* **Exercise inputs**:
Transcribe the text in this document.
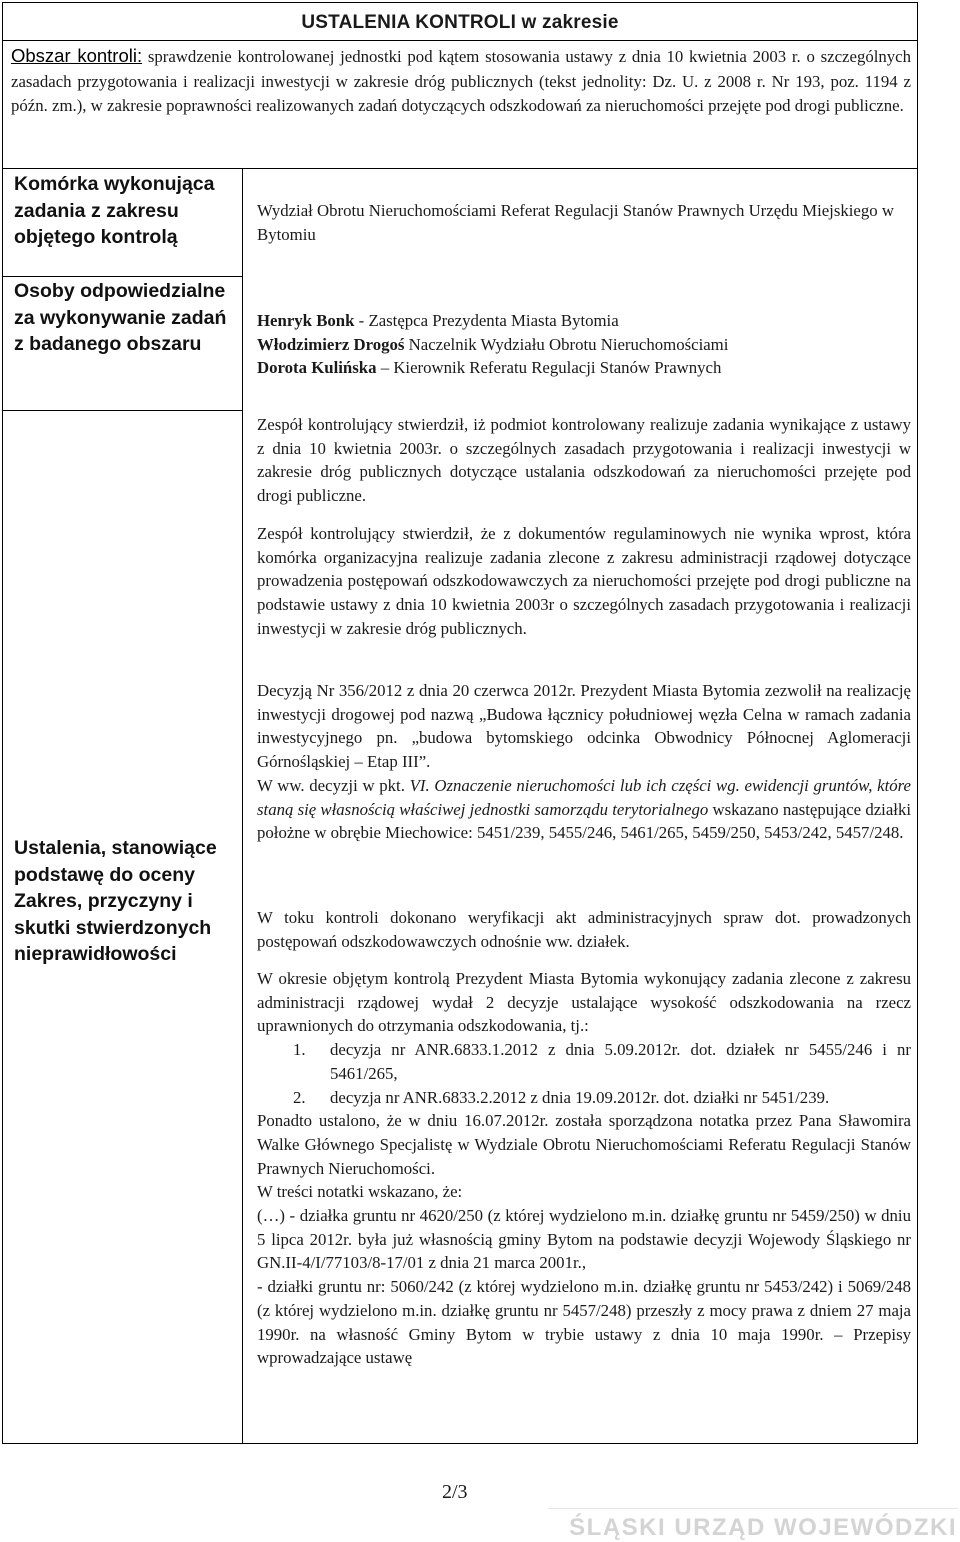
USTALENIA KONTROLI w zakresie

Obszar kontroli: sprawdzenie kontrolowanej jednostki pod kątem stosowania ustawy z dnia 10 kwietnia 2003 r. o szczególnych zasadach przygotowania i realizacji inwestycji w zakresie dróg publicznych (tekst jednolity: Dz. U. z 2008 r. Nr 193, poz. 1194 z późn. zm.), w zakresie poprawności realizowanych zadań dotyczących odszkodowań za nieruchomości przejęte pod drogi publiczne.

Komórka wykonująca zadania z zakresu objętego kontrolą

Osoby odpowiedzialne za wykonywanie zadań z badanego obszaru

Ustalenia, stanowiące podstawę do oceny Zakres, przyczyny i skutki stwierdzonych nieprawidłowości

Wydział Obrotu Nieruchomościami Referat Regulacji Stanów Prawnych Urzędu Miejskiego w Bytomiu

Henryk Bonk - Zastępca Prezydenta Miasta Bytomia
Włodzimierz Drogoś Naczelnik Wydziału Obrotu Nieruchomościami
Dorota Kulińska – Kierownik Referatu Regulacji Stanów Prawnych

Zespół kontrolujący stwierdził, iż podmiot kontrolowany realizuje zadania wynikające z ustawy z dnia 10 kwietnia 2003r. o szczególnych zasadach przygotowania i realizacji inwestycji w zakresie dróg publicznych dotyczące ustalania odszkodowań za nieruchomości przejęte pod drogi publiczne.

Zespół kontrolujący stwierdził, że z dokumentów regulaminowych nie wynika wprost, która komórka organizacyjna realizuje zadania zlecone z zakresu administracji rządowej dotyczące prowadzenia postępowań odszkodowawczych za nieruchomości przejęte pod drogi publiczne na podstawie ustawy z dnia 10 kwietnia 2003r o szczególnych zasadach przygotowania i realizacji inwestycji w zakresie dróg publicznych.

Decyzją Nr 356/2012 z dnia 20 czerwca 2012r. Prezydent Miasta Bytomia zezwolił na realizację inwestycji drogowej pod nazwą „Budowa łącznicy południowej węzła Celna w ramach zadania inwestycyjnego pn. „budowa bytomskiego odcinka Obwodnicy Północnej Aglomeracji Górnośląskiej – Etap III”.

W ww. decyzji w pkt. VI. Oznaczenie nieruchomości lub ich części wg. ewidencji gruntów, które staną się własnością właściwej jednostki samorządu terytorialnego wskazano następujące działki położne w obrębie Miechowice: 5451/239, 5455/246, 5461/265, 5459/250, 5453/242, 5457/248.

W toku kontroli dokonano weryfikacji akt administracyjnych spraw dot. prowadzonych postępowań odszkodowawczych odnośnie ww. działek.

W okresie objętym kontrolą Prezydent Miasta Bytomia wykonujący zadania zlecone z zakresu administracji rządowej wydał 2 decyzje ustalające wysokość odszkodowania na rzecz uprawnionych do otrzymania odszkodowania, tj.:

1. decyzja nr ANR.6833.1.2012 z dnia 5.09.2012r. dot. działek nr 5455/246 i nr 5461/265,
2. decyzja nr ANR.6833.2.2012 z dnia 19.09.2012r. dot. działki nr 5451/239.

Ponadto ustalono, że w dniu 16.07.2012r. została sporządzona notatka przez Pana Sławomira Walke Głównego Specjalistę w Wydziale Obrotu Nieruchomościami Referatu Regulacji Stanów Prawnych Nieruchomości.

W treści notatki wskazano, że:

(…) - działka gruntu nr 4620/250 (z której wydzielono m.in. działkę gruntu nr 5459/250) w dniu 5 lipca 2012r. była już własnością gminy Bytom na podstawie decyzji Wojewody Śląskiego nr GN.II-4/I/77103/8-17/01 z dnia 21 marca 2001r.,

- działki gruntu nr: 5060/242 (z której wydzielono m.in. działkę gruntu nr 5453/242) i 5069/248 (z której wydzielono m.in. działkę gruntu nr 5457/248) przeszły z mocy prawa z dniem 27 maja 1990r. na własność Gminy Bytom w trybie ustawy z dnia 10 maja 1990r. – Przepisy wprowadzające ustawę

2/3
ŚLĄSKI URZĄD WOJEWÓDZKI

* **Given request**:
Find every line holding the word "kontrolą"; give their count and nothing else.

* **Task answer**:
2